• **Goal**
In the entries below, change each occurrence of "Term Report" to "Term Summary" and give the lines again with nothing else altered.

Entries from a collection
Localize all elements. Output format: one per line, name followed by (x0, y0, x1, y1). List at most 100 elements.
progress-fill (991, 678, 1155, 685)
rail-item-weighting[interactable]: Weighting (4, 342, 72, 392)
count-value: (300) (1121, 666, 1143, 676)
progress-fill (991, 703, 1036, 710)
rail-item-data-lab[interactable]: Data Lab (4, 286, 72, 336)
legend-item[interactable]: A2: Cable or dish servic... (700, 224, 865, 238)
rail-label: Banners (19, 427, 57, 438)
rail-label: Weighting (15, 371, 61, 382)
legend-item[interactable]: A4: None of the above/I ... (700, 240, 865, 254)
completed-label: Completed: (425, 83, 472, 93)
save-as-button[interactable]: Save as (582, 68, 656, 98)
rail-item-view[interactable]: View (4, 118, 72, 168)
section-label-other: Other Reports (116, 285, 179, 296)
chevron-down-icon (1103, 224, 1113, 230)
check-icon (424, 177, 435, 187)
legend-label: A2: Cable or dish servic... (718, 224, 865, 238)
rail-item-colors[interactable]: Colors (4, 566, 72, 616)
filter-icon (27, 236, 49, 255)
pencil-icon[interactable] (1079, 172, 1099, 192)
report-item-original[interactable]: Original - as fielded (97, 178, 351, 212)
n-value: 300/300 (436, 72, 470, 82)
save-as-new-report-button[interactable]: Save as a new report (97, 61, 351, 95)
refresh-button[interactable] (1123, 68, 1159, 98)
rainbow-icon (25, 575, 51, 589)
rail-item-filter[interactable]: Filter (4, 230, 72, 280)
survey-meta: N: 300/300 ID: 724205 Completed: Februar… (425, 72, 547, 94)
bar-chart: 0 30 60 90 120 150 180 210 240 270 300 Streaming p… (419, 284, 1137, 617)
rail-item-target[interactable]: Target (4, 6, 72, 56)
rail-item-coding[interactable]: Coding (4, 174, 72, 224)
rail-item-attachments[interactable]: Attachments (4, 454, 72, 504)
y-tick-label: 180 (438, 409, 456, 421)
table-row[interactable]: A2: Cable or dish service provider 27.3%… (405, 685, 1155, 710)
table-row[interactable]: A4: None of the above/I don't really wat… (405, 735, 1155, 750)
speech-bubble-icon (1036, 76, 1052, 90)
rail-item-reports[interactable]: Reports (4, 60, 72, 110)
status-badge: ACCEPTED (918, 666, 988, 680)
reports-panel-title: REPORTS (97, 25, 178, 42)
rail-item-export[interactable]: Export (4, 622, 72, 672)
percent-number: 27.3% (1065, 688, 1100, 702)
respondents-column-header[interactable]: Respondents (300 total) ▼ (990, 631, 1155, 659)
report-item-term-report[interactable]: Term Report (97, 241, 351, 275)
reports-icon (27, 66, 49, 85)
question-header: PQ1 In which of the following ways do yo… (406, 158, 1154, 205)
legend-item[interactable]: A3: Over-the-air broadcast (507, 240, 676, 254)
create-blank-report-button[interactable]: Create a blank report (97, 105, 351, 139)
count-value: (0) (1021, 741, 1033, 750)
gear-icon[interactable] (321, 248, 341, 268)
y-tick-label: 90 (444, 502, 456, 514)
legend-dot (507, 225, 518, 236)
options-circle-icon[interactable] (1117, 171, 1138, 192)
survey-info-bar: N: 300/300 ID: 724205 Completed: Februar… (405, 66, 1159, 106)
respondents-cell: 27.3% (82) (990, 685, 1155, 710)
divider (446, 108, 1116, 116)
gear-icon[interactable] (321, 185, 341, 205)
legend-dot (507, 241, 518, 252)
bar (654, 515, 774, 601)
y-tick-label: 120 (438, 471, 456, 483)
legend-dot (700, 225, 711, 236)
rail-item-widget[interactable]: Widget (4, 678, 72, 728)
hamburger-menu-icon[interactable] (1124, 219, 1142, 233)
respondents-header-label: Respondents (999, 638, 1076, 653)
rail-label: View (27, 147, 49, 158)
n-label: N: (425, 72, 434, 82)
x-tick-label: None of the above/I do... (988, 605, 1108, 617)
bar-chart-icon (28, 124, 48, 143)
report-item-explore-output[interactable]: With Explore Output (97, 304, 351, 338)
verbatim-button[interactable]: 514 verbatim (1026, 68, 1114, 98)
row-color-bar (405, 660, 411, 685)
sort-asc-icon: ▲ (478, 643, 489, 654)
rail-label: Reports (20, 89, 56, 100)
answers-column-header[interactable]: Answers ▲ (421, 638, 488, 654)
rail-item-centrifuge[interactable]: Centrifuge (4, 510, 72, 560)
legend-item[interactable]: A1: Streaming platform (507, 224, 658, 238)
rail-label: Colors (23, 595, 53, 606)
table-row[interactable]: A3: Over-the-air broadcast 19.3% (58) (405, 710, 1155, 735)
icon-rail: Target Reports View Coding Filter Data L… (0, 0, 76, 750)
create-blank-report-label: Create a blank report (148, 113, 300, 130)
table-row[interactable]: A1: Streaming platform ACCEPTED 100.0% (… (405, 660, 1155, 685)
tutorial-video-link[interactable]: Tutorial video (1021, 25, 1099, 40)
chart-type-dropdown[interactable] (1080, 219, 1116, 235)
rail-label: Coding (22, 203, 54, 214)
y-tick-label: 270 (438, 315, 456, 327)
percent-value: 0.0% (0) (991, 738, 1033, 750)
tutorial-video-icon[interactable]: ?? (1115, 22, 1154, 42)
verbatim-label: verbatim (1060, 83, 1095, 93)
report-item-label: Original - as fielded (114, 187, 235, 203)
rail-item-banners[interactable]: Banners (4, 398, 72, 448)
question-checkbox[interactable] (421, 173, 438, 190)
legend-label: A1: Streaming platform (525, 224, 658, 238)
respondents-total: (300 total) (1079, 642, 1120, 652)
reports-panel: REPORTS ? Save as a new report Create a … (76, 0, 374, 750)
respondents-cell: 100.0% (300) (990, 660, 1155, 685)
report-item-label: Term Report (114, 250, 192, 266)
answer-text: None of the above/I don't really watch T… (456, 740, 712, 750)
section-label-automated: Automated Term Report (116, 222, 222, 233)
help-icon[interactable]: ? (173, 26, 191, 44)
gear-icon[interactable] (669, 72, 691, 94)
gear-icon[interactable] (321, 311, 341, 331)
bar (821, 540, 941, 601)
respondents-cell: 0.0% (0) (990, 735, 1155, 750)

• **Answer for the task**
Localize all elements. Output format: one per line, name followed by (x0, y0, x1, y1). List at most 100 elements.
progress-fill (991, 678, 1155, 685)
rail-item-weighting[interactable]: Weighting (4, 342, 72, 392)
count-value: (300) (1121, 666, 1143, 676)
progress-fill (991, 703, 1036, 710)
rail-item-data-lab[interactable]: Data Lab (4, 286, 72, 336)
legend-item[interactable]: A2: Cable or dish servic... (700, 224, 865, 238)
rail-label: Banners (19, 427, 57, 438)
rail-label: Weighting (15, 371, 61, 382)
legend-item[interactable]: A4: None of the above/I ... (700, 240, 865, 254)
completed-label: Completed: (425, 83, 472, 93)
save-as-button[interactable]: Save as (582, 68, 656, 98)
rail-item-view[interactable]: View (4, 118, 72, 168)
section-label-other: Other Reports (116, 285, 179, 296)
chevron-down-icon (1103, 224, 1113, 230)
check-icon (424, 177, 435, 187)
legend-label: A2: Cable or dish servic... (718, 224, 865, 238)
rail-item-colors[interactable]: Colors (4, 566, 72, 616)
filter-icon (27, 236, 49, 255)
pencil-icon[interactable] (1079, 172, 1099, 192)
report-item-original[interactable]: Original - as fielded (97, 178, 351, 212)
n-value: 300/300 (436, 72, 470, 82)
save-as-new-report-button[interactable]: Save as a new report (97, 61, 351, 95)
refresh-button[interactable] (1123, 68, 1159, 98)
rainbow-icon (25, 575, 51, 589)
rail-item-filter[interactable]: Filter (4, 230, 72, 280)
survey-meta: N: 300/300 ID: 724205 Completed: Februar… (425, 72, 547, 94)
bar-chart: 0 30 60 90 120 150 180 210 240 270 300 Streaming p… (419, 284, 1137, 617)
rail-item-target[interactable]: Target (4, 6, 72, 56)
rail-item-coding[interactable]: Coding (4, 174, 72, 224)
rail-item-attachments[interactable]: Attachments (4, 454, 72, 504)
y-tick-label: 180 (438, 409, 456, 421)
table-row[interactable]: A2: Cable or dish service provider 27.3%… (405, 685, 1155, 710)
table-row[interactable]: A4: None of the above/I don't really wat… (405, 735, 1155, 750)
speech-bubble-icon (1036, 76, 1052, 90)
rail-item-reports[interactable]: Reports (4, 60, 72, 110)
status-badge: ACCEPTED (918, 666, 988, 680)
reports-panel-title: REPORTS (97, 25, 178, 42)
rail-item-export[interactable]: Export (4, 622, 72, 672)
percent-number: 27.3% (1065, 688, 1100, 702)
respondents-column-header[interactable]: Respondents (300 total) ▼ (990, 631, 1155, 659)
report-item-term-report[interactable]: Term Summary (97, 241, 351, 275)
reports-icon (27, 66, 49, 85)
question-header: PQ1 In which of the following ways do yo… (406, 158, 1154, 205)
legend-item[interactable]: A3: Over-the-air broadcast (507, 240, 676, 254)
create-blank-report-button[interactable]: Create a blank report (97, 105, 351, 139)
count-value: (0) (1021, 741, 1033, 750)
gear-icon[interactable] (321, 248, 341, 268)
y-tick-label: 90 (444, 502, 456, 514)
legend-dot (507, 225, 518, 236)
options-circle-icon[interactable] (1117, 171, 1138, 192)
survey-info-bar: N: 300/300 ID: 724205 Completed: Februar… (405, 66, 1159, 106)
respondents-cell: 27.3% (82) (990, 685, 1155, 710)
divider (446, 108, 1116, 116)
gear-icon[interactable] (321, 185, 341, 205)
legend-dot (507, 241, 518, 252)
bar (654, 515, 774, 601)
y-tick-label: 120 (438, 471, 456, 483)
legend-dot (700, 225, 711, 236)
rail-item-widget[interactable]: Widget (4, 678, 72, 728)
hamburger-menu-icon[interactable] (1124, 219, 1142, 233)
respondents-header-label: Respondents (999, 638, 1076, 653)
rail-label: View (27, 147, 49, 158)
n-label: N: (425, 72, 434, 82)
x-tick-label: None of the above/I do... (988, 605, 1108, 617)
bar-chart-icon (28, 124, 48, 143)
report-item-explore-output[interactable]: With Explore Output (97, 304, 351, 338)
verbatim-button[interactable]: 514 verbatim (1026, 68, 1114, 98)
row-color-bar (405, 660, 411, 685)
sort-asc-icon: ▲ (478, 643, 489, 654)
rail-label: Reports (20, 89, 56, 100)
answers-column-header[interactable]: Answers ▲ (421, 638, 488, 654)
rail-item-centrifuge[interactable]: Centrifuge (4, 510, 72, 560)
legend-item[interactable]: A1: Streaming platform (507, 224, 658, 238)
rail-label: Colors (23, 595, 53, 606)
table-row[interactable]: A3: Over-the-air broadcast 19.3% (58) (405, 710, 1155, 735)
icon-rail: Target Reports View Coding Filter Data L… (0, 0, 76, 750)
create-blank-report-label: Create a blank report (148, 113, 300, 130)
table-row[interactable]: A1: Streaming platform ACCEPTED 100.0% (… (405, 660, 1155, 685)
tutorial-video-link[interactable]: Tutorial video (1021, 25, 1099, 40)
chart-type-dropdown[interactable] (1080, 219, 1116, 235)
rail-label: Coding (22, 203, 54, 214)
y-tick-label: 270 (438, 315, 456, 327)
percent-value: 0.0% (0) (991, 738, 1033, 750)
tutorial-video-icon[interactable]: ?? (1115, 22, 1154, 42)
verbatim-label: verbatim (1060, 83, 1095, 93)
report-item-label: Original - as fielded (114, 187, 235, 203)
rail-item-banners[interactable]: Banners (4, 398, 72, 448)
question-checkbox[interactable] (421, 173, 438, 190)
legend-label: A1: Streaming platform (525, 224, 658, 238)
respondents-total: (300 total) (1079, 642, 1120, 652)
reports-panel: REPORTS ? Save as a new report Create a … (76, 0, 374, 750)
respondents-cell: 100.0% (300) (990, 660, 1155, 685)
report-item-label: Term Summary (114, 250, 192, 266)
answer-text: None of the above/I don't really watch T… (456, 740, 712, 750)
section-label-automated: Automated Term Summary (116, 222, 222, 233)
help-icon[interactable]: ? (173, 26, 191, 44)
gear-icon[interactable] (669, 72, 691, 94)
gear-icon[interactable] (321, 311, 341, 331)
bar (821, 540, 941, 601)
respondents-cell: 0.0% (0) (990, 735, 1155, 750)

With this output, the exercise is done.